> _Data for the task_:

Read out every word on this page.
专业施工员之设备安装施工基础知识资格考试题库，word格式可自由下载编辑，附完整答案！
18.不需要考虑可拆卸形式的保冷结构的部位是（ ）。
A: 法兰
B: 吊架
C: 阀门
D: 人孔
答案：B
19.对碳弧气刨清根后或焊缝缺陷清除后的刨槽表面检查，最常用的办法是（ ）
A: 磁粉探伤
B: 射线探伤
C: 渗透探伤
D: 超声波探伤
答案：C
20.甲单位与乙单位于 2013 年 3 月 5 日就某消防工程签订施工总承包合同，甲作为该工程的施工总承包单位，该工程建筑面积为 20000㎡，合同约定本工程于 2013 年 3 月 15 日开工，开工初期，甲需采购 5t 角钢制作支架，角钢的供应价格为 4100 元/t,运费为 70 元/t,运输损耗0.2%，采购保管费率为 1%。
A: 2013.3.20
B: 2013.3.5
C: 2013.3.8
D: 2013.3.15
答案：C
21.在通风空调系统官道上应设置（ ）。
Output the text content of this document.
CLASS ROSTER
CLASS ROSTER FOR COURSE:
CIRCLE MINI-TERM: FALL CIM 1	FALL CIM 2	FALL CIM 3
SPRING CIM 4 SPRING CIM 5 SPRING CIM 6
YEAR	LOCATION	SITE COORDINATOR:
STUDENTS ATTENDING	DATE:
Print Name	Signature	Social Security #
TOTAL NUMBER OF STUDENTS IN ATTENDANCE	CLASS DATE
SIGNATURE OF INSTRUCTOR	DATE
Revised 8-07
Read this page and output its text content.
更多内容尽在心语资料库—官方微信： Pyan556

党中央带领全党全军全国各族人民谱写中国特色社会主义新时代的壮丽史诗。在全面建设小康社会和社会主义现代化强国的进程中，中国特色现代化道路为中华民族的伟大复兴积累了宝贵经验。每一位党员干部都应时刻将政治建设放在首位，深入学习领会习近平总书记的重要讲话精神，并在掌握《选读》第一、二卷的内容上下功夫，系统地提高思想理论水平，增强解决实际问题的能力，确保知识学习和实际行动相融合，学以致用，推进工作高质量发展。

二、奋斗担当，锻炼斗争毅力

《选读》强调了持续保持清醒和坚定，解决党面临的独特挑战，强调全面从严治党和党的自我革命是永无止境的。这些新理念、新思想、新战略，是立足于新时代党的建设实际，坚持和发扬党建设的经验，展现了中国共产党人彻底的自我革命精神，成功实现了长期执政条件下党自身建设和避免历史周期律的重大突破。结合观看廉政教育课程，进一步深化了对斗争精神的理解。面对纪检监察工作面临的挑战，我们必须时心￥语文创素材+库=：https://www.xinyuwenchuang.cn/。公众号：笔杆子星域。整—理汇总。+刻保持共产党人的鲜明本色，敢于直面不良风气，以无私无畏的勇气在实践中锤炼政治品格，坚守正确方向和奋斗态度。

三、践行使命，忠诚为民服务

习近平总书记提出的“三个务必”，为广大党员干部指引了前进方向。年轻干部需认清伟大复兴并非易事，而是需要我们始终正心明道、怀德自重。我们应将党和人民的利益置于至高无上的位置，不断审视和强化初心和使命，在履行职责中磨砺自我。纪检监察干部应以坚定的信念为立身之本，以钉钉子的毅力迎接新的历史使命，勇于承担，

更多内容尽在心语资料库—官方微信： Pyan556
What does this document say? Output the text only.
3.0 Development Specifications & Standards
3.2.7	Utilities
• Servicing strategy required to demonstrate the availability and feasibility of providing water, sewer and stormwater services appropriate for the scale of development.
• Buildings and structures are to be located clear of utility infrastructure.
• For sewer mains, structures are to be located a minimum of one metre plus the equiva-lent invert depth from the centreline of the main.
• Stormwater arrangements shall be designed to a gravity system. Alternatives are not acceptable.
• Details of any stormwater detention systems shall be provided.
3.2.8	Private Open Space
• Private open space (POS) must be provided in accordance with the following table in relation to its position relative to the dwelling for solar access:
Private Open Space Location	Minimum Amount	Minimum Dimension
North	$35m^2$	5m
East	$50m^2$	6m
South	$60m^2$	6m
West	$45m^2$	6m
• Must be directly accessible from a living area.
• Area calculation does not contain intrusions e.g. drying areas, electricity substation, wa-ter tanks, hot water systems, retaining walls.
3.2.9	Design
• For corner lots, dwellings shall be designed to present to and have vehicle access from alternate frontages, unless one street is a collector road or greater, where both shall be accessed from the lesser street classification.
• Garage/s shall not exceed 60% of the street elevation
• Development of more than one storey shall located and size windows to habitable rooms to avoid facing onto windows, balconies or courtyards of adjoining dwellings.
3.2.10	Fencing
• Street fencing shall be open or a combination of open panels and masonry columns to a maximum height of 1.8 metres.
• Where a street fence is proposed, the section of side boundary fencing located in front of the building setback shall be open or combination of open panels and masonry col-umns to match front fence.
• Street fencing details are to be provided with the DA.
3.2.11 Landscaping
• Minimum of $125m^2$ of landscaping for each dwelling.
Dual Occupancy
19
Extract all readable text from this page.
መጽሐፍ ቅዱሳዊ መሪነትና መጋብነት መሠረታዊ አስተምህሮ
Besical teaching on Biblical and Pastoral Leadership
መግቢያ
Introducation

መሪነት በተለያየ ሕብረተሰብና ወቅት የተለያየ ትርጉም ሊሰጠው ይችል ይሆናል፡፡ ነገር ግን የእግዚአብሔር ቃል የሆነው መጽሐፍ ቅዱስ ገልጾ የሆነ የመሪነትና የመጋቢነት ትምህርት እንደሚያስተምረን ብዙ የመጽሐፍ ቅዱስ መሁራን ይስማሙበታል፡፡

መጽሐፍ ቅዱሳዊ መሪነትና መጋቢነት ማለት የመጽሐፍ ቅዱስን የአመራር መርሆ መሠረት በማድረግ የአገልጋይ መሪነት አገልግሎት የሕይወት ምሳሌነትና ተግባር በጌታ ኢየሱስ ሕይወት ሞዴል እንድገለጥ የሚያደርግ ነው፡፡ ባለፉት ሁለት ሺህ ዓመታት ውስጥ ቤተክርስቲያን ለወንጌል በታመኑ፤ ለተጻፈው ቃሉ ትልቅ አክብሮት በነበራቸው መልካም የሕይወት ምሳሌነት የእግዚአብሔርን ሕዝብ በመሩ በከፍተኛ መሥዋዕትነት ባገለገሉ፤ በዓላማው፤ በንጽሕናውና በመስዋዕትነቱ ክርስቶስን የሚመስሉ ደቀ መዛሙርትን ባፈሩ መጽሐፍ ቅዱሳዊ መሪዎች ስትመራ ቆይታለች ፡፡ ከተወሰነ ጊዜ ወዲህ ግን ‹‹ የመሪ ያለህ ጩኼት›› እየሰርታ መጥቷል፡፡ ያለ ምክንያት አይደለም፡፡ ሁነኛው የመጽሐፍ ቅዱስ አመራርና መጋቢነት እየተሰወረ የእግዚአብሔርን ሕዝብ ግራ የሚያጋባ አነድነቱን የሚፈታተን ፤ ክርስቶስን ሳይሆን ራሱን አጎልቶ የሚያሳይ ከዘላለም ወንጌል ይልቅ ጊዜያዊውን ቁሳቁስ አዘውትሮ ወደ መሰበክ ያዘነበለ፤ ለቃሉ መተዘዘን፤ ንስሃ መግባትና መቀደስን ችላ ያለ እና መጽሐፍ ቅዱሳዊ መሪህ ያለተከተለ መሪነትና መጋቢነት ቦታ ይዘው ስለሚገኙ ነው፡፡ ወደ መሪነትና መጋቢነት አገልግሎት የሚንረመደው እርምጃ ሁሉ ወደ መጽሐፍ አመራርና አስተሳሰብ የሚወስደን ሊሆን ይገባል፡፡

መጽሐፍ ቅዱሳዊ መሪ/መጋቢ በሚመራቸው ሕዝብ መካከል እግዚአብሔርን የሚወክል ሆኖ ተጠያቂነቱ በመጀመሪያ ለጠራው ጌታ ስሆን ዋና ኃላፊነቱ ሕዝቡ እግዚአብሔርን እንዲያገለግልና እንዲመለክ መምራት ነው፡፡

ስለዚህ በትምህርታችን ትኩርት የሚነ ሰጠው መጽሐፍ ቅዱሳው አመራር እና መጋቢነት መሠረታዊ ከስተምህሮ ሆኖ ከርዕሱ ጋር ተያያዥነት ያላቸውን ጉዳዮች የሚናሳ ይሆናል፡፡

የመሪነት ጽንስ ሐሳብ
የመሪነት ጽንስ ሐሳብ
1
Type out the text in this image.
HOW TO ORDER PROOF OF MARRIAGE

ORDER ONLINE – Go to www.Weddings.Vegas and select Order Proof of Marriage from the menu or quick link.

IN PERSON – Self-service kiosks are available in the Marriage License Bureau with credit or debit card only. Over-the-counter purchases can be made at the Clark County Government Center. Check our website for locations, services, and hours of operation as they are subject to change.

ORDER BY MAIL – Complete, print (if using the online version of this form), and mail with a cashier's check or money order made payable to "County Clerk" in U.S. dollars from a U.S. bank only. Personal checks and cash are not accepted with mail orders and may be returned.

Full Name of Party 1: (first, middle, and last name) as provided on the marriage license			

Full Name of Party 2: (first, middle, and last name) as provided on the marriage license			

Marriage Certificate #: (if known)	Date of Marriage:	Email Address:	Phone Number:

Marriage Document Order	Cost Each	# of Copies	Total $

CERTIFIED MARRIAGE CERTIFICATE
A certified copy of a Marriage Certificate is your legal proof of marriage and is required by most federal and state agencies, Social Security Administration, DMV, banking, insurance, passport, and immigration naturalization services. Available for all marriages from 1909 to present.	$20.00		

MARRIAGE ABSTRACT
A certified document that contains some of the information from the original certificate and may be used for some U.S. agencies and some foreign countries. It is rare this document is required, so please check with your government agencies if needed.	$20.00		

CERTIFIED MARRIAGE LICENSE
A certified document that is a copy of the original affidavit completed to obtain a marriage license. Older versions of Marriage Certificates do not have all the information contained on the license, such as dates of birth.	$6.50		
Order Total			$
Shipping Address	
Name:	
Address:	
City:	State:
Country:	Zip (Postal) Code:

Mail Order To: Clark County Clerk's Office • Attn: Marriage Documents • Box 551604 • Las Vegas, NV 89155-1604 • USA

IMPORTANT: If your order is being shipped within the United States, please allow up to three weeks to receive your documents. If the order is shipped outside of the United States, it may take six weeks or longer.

> _What to produce_:
Look through the lines above and collect those with the word "Full".

> _Exercise response_:
Full Name of Party 1: (first, middle, and last name) as provided on the marriage license			
Full Name of Party 2: (first, middle, and last name) as provided on the marriage license			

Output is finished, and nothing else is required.